** MATERIAL PROVIDED **
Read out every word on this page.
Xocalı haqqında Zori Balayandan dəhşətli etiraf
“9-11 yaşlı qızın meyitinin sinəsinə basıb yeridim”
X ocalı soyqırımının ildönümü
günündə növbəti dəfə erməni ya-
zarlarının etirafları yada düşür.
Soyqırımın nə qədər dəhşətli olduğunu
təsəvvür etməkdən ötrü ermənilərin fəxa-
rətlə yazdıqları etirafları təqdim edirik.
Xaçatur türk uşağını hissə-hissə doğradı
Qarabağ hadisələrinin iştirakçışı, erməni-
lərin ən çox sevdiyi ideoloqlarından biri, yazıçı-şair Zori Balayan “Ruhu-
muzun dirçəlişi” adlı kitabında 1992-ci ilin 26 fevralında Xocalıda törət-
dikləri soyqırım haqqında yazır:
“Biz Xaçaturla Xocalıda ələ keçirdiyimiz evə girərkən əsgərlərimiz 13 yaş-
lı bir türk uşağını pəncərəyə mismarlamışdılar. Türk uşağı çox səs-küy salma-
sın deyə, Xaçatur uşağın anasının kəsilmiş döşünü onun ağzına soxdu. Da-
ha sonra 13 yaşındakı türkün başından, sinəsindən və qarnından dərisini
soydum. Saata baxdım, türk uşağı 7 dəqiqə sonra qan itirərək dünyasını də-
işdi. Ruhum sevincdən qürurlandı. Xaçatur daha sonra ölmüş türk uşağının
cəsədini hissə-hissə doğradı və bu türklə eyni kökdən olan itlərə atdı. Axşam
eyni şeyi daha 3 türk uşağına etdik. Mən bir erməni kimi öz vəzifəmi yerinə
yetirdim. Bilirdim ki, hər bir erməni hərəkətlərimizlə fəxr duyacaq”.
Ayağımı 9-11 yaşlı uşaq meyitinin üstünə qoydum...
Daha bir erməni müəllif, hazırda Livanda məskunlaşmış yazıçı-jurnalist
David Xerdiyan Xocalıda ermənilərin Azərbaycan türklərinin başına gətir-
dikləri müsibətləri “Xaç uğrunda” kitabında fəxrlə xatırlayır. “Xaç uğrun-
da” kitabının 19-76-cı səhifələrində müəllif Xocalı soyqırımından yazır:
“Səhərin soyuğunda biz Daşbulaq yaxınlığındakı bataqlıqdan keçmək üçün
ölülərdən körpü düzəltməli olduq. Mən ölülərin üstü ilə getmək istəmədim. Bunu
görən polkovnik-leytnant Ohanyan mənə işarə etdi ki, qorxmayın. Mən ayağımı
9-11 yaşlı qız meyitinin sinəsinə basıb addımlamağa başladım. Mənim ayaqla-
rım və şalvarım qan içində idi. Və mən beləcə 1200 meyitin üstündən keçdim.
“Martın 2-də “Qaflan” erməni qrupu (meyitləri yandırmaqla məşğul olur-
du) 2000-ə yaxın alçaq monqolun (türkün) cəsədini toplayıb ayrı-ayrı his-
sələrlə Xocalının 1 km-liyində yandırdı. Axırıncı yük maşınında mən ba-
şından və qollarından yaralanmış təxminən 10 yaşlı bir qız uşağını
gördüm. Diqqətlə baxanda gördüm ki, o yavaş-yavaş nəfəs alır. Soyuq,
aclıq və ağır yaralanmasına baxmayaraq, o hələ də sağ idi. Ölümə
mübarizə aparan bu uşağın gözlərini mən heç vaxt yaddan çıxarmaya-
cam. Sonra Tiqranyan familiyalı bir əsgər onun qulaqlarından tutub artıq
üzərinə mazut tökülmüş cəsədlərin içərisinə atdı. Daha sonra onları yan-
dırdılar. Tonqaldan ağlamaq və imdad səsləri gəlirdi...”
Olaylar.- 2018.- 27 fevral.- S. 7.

** SHORT PROBLEM **
Show all lines in the entries above where the word "kitabında" appears.

** ANSWER TO THIS TASK **
muzun dirçəlişi” adlı kitabında 1992-ci ilin 26 fevralında Xocalıda törət-
dikləri müsibətləri “Xaç uğrunda” kitabında fəxrlə xatırlayır. “Xaç uğrun-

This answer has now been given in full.